[A block of data]

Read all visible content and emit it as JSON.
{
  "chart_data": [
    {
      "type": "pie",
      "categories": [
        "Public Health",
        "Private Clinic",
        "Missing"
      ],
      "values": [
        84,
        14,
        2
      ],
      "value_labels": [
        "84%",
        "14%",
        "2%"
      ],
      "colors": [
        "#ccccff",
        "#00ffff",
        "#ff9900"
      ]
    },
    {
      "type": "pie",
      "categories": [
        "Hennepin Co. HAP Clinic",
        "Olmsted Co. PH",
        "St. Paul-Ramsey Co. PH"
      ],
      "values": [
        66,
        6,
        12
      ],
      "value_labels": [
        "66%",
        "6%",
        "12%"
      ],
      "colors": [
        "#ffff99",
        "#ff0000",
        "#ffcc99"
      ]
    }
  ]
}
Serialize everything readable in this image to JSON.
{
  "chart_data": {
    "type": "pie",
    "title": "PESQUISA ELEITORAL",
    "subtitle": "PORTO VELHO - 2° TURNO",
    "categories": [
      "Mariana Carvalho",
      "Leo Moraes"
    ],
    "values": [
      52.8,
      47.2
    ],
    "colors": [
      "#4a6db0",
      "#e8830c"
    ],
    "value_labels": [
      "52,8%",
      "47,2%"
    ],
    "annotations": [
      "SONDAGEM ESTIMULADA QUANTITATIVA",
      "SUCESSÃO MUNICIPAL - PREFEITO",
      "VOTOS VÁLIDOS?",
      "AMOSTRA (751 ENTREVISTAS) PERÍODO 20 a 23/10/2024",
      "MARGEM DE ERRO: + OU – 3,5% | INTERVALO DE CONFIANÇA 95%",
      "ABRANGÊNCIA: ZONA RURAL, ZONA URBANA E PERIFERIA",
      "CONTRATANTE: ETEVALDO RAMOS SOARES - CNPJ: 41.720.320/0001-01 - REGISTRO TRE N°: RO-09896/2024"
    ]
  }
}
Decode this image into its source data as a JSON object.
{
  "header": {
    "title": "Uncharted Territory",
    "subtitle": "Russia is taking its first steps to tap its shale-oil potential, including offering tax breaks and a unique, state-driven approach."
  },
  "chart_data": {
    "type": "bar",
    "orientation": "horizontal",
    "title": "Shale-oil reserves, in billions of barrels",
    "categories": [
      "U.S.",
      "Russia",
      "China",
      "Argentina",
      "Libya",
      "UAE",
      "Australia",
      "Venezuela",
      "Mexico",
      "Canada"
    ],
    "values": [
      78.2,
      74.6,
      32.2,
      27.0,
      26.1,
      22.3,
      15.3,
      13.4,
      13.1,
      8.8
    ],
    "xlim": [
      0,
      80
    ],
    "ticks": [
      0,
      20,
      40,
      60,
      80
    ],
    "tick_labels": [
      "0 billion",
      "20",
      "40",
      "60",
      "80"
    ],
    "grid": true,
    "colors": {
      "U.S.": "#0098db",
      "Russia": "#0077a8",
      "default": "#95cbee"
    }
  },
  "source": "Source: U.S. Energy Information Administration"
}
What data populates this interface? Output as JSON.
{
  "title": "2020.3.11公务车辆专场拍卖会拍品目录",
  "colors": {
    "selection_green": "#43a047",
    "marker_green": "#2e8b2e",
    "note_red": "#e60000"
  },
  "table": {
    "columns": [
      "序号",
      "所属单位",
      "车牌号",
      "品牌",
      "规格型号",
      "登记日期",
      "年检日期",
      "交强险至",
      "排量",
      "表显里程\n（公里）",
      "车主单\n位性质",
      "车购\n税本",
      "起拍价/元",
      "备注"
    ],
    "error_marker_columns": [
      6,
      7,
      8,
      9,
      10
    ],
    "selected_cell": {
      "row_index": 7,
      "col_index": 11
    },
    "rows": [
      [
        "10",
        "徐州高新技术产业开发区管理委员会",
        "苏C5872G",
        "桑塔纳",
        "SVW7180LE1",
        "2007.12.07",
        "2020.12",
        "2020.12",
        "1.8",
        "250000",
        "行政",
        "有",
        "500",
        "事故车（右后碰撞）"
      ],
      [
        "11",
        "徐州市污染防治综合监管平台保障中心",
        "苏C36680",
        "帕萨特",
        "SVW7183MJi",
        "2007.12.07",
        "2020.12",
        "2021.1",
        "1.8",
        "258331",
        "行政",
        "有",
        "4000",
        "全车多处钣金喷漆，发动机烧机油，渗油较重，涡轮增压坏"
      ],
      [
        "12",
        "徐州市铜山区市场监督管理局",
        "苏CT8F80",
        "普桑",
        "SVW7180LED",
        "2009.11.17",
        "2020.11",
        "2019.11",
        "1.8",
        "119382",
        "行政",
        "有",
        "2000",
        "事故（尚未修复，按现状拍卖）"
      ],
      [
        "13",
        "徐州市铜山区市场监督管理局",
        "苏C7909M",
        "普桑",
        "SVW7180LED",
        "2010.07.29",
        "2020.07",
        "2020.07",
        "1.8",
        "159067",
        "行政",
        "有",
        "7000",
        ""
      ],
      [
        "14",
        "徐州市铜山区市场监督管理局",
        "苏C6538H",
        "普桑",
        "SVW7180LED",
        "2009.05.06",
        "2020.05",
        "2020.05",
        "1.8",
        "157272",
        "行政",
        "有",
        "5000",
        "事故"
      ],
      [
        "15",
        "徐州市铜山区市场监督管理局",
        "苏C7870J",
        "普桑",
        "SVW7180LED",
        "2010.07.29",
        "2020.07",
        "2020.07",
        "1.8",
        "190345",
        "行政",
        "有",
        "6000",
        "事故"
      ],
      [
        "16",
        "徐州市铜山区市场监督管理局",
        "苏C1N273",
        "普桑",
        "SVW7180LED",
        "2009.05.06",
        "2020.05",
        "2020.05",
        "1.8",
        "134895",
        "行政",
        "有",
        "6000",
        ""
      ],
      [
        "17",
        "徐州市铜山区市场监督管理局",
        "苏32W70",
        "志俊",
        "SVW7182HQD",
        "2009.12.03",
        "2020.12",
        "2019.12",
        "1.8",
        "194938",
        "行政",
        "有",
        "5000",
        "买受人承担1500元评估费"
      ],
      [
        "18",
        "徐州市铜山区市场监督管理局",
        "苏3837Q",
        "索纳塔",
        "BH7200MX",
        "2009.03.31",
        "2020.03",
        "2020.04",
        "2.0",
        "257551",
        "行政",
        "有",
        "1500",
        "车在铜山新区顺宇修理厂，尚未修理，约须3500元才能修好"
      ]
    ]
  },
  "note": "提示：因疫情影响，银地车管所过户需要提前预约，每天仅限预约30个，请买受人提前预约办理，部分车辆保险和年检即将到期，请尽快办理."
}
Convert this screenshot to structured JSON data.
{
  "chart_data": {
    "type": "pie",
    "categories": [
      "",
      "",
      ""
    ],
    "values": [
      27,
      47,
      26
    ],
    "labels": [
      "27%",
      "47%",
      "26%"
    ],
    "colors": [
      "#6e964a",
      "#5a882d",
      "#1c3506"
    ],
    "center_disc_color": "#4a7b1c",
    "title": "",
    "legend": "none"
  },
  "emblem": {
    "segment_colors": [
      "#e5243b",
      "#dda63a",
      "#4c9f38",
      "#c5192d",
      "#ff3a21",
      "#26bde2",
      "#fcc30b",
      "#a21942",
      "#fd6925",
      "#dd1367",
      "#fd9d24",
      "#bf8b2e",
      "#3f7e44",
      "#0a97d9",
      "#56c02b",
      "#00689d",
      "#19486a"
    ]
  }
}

- [Brief] Please reproduce each record precisely as written.

- [Written solution]
Read all visible content and emit it as JSON.
{
  "chart_data": [
    {
      "type": "pie",
      "categories": [
        "Public Health",
        "Private Clinic",
        "Missing"
      ],
      "values": [
        84,
        14,
        2
      ],
      "value_labels": [
        "84%",
        "14%",
        "2%"
      ],
      "colors": [
        "#ccccff",
        "#00ffff",
        "#ff9900"
      ]
    },
    {
      "type": "pie",
      "categories": [
        "Hennepin Co. HAP Clinic",
        "Olmsted Co. PH",
        "St. Paul-Ramsey Co. PH"
      ],
      "values": [
        66,
        6,
        12
      ],
      "value_labels": [
        "66%",
        "6%",
        "12%"
      ],
      "colors": [
        "#ffff99",
        "#ff0000",
        "#ffcc99"
      ]
    }
  ]
}
Serialize everything readable in this image to JSON.
{
  "chart_data": {
    "type": "pie",
    "title": "PESQUISA ELEITORAL",
    "subtitle": "PORTO VELHO - 2° TURNO",
    "categories": [
      "Mariana Carvalho",
      "Leo Moraes"
    ],
    "values": [
      52.8,
      47.2
    ],
    "colors": [
      "#4a6db0",
      "#e8830c"
    ],
    "value_labels": [
      "52,8%",
      "47,2%"
    ],
    "annotations": [
      "SONDAGEM ESTIMULADA QUANTITATIVA",
      "SUCESSÃO MUNICIPAL - PREFEITO",
      "VOTOS VÁLIDOS?",
      "AMOSTRA (751 ENTREVISTAS) PERÍODO 20 a 23/10/2024",
      "MARGEM DE ERRO: + OU – 3,5% | INTERVALO DE CONFIANÇA 95%",
      "ABRANGÊNCIA: ZONA RURAL, ZONA URBANA E PERIFERIA",
      "CONTRATANTE: ETEVALDO RAMOS SOARES - CNPJ: 41.720.320/0001-01 - REGISTRO TRE N°: RO-09896/2024"
    ]
  }
}
Decode this image into its source data as a JSON object.
{
  "header": {
    "title": "Uncharted Territory",
    "subtitle": "Russia is taking its first steps to tap its shale-oil potential, including offering tax breaks and a unique, state-driven approach."
  },
  "chart_data": {
    "type": "bar",
    "orientation": "horizontal",
    "title": "Shale-oil reserves, in billions of barrels",
    "categories": [
      "U.S.",
      "Russia",
      "China",
      "Argentina",
      "Libya",
      "UAE",
      "Australia",
      "Venezuela",
      "Mexico",
      "Canada"
    ],
    "values": [
      78.2,
      74.6,
      32.2,
      27.0,
      26.1,
      22.3,
      15.3,
      13.4,
      13.1,
      8.8
    ],
    "xlim": [
      0,
      80
    ],
    "ticks": [
      0,
      20,
      40,
      60,
      80
    ],
    "tick_labels": [
      "0 billion",
      "20",
      "40",
      "60",
      "80"
    ],
    "grid": true,
    "colors": {
      "U.S.": "#0098db",
      "Russia": "#0077a8",
      "default": "#95cbee"
    }
  },
  "source": "Source: U.S. Energy Information Administration"
}
What data populates this interface? Output as JSON.
{
  "title": "2020.3.11公务车辆专场拍卖会拍品目录",
  "colors": {
    "selection_green": "#43a047",
    "marker_green": "#2e8b2e",
    "note_red": "#e60000"
  },
  "table": {
    "columns": [
      "序号",
      "所属单位",
      "车牌号",
      "品牌",
      "规格型号",
      "登记日期",
      "年检日期",
      "交强险至",
      "排量",
      "表显里程\n（公里）",
      "车主单\n位性质",
      "车购\n税本",
      "起拍价/元",
      "备注"
    ],
    "error_marker_columns": [
      6,
      7,
      8,
      9,
      10
    ],
    "selected_cell": {
      "row_index": 7,
      "col_index": 11
    },
    "rows": [
      [
        "10",
        "徐州高新技术产业开发区管理委员会",
        "苏C5872G",
        "桑塔纳",
        "SVW7180LE1",
        "2007.12.07",
        "2020.12",
        "2020.12",
        "1.8",
        "250000",
        "行政",
        "有",
        "500",
        "事故车（右后碰撞）"
      ],
      [
        "11",
        "徐州市污染防治综合监管平台保障中心",
        "苏C36680",
        "帕萨特",
        "SVW7183MJi",
        "2007.12.07",
        "2020.12",
        "2021.1",
        "1.8",
        "258331",
        "行政",
        "有",
        "4000",
        "全车多处钣金喷漆，发动机烧机油，渗油较重，涡轮增压坏"
      ],
      [
        "12",
        "徐州市铜山区市场监督管理局",
        "苏CT8F80",
        "普桑",
        "SVW7180LED",
        "2009.11.17",
        "2020.11",
        "2019.11",
        "1.8",
        "119382",
        "行政",
        "有",
        "2000",
        "事故（尚未修复，按现状拍卖）"
      ],
      [
        "13",
        "徐州市铜山区市场监督管理局",
        "苏C7909M",
        "普桑",
        "SVW7180LED",
        "2010.07.29",
        "2020.07",
        "2020.07",
        "1.8",
        "159067",
        "行政",
        "有",
        "7000",
        ""
      ],
      [
        "14",
        "徐州市铜山区市场监督管理局",
        "苏C6538H",
        "普桑",
        "SVW7180LED",
        "2009.05.06",
        "2020.05",
        "2020.05",
        "1.8",
        "157272",
        "行政",
        "有",
        "5000",
        "事故"
      ],
      [
        "15",
        "徐州市铜山区市场监督管理局",
        "苏C7870J",
        "普桑",
        "SVW7180LED",
        "2010.07.29",
        "2020.07",
        "2020.07",
        "1.8",
        "190345",
        "行政",
        "有",
        "6000",
        "事故"
      ],
      [
        "16",
        "徐州市铜山区市场监督管理局",
        "苏C1N273",
        "普桑",
        "SVW7180LED",
        "2009.05.06",
        "2020.05",
        "2020.05",
        "1.8",
        "134895",
        "行政",
        "有",
        "6000",
        ""
      ],
      [
        "17",
        "徐州市铜山区市场监督管理局",
        "苏32W70",
        "志俊",
        "SVW7182HQD",
        "2009.12.03",
        "2020.12",
        "2019.12",
        "1.8",
        "194938",
        "行政",
        "有",
        "5000",
        "买受人承担1500元评估费"
      ],
      [
        "18",
        "徐州市铜山区市场监督管理局",
        "苏3837Q",
        "索纳塔",
        "BH7200MX",
        "2009.03.31",
        "2020.03",
        "2020.04",
        "2.0",
        "257551",
        "行政",
        "有",
        "1500",
        "车在铜山新区顺宇修理厂，尚未修理，约须3500元才能修好"
      ]
    ]
  },
  "note": "提示：因疫情影响，银地车管所过户需要提前预约，每天仅限预约30个，请买受人提前预约办理，部分车辆保险和年检即将到期，请尽快办理."
}
Convert this screenshot to structured JSON data.
{
  "chart_data": {
    "type": "pie",
    "categories": [
      "",
      "",
      ""
    ],
    "values": [
      27,
      47,
      26
    ],
    "labels": [
      "27%",
      "47%",
      "26%"
    ],
    "colors": [
      "#6e964a",
      "#5a882d",
      "#1c3506"
    ],
    "center_disc_color": "#4a7b1c",
    "title": "",
    "legend": "none"
  },
  "emblem": {
    "segment_colors": [
      "#e5243b",
      "#dda63a",
      "#4c9f38",
      "#c5192d",
      "#ff3a21",
      "#26bde2",
      "#fcc30b",
      "#a21942",
      "#fd6925",
      "#dd1367",
      "#fd9d24",
      "#bf8b2e",
      "#3f7e44",
      "#0a97d9",
      "#56c02b",
      "#00689d",
      "#19486a"
    ]
  }
}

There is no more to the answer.